-- BEGIN --

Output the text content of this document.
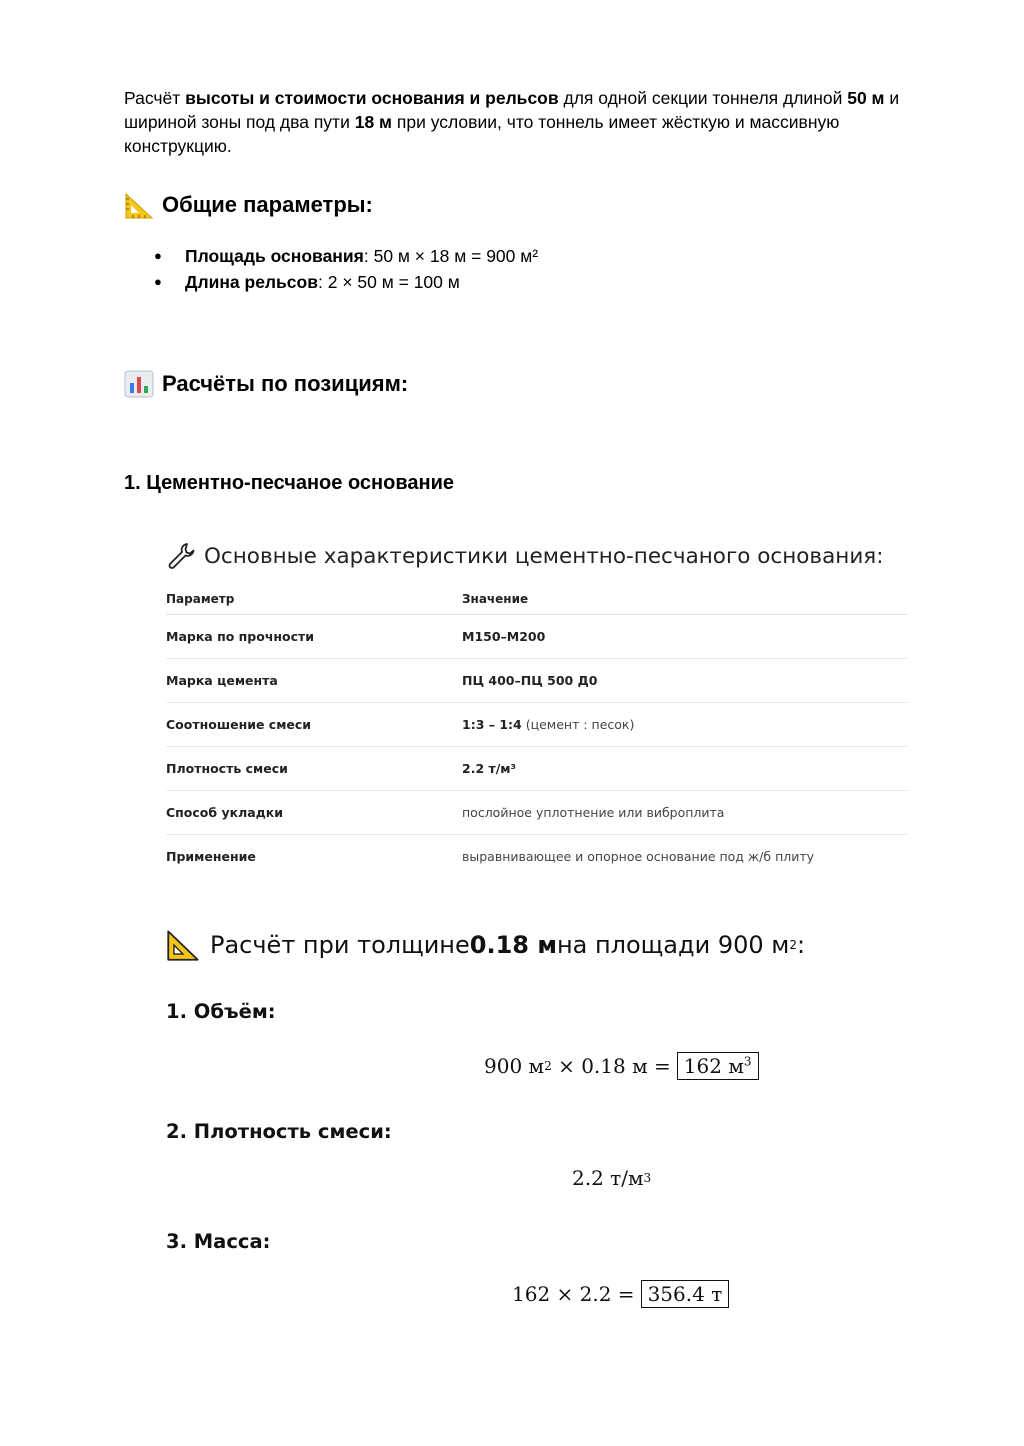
Расчёт высоты и стоимости основания и рельсов для одной секции тоннеля длиной 50 м и шириной зоны под два пути 18 м при условии, что тоннель имеет жёсткую и массивную конструкцию.
Общие параметры:
● Площадь основания: 50 м × 18 м = 900 м²
● Длина рельсов: 2 × 50 м = 100 м
Расчёты по позициям:
1. Цементно-песчаное основание
Основные характеристики цементно-песчаного основания:
Параметр	Значение
Марка по прочности	М150–М200
Марка цемента	ПЦ 400–ПЦ 500 Д0
Соотношение смеси	1:3 – 1:4 (цемент : песок)
Плотность смеси	2.2 т/м³
Способ укладки	послойное уплотнение или виброплита
Применение	выравнивающее и опорное основание под ж/б плиту
Расчёт при толщине 0.18 м на площади 900 м 2 :
1. Объём:
900 м 2 × 0.18 м = 162 $м^3$
2. Плотность смеси:
2.2 т/м 3
3. Масса:
162 × 2.2 = 356.4 т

-- END --

EXERCISE GOAL.
Repeat the listing verbatim. Skip the pictures.

SOLUTION FOR THIS TASK.
Output the text content of this document.
Расчёт высоты и стоимости основания и рельсов для одной секции тоннеля длиной 50 м и шириной зоны под два пути 18 м при условии, что тоннель имеет жёсткую и массивную конструкцию.
Общие параметры:
● Площадь основания: 50 м × 18 м = 900 м²
● Длина рельсов: 2 × 50 м = 100 м
Расчёты по позициям:
1. Цементно-песчаное основание
Основные характеристики цементно-песчаного основания:
Параметр	Значение
Марка по прочности	М150–М200
Марка цемента	ПЦ 400–ПЦ 500 Д0
Соотношение смеси	1:3 – 1:4 (цемент : песок)
Плотность смеси	2.2 т/м³
Способ укладки	послойное уплотнение или виброплита
Применение	выравнивающее и опорное основание под ж/б плиту
Расчёт при толщине 0.18 м на площади 900 м 2 :
1. Объём:
900 м 2 × 0.18 м = 162 $м^3$
2. Плотность смеси:
2.2 т/м 3
3. Масса:
162 × 2.2 = 356.4 т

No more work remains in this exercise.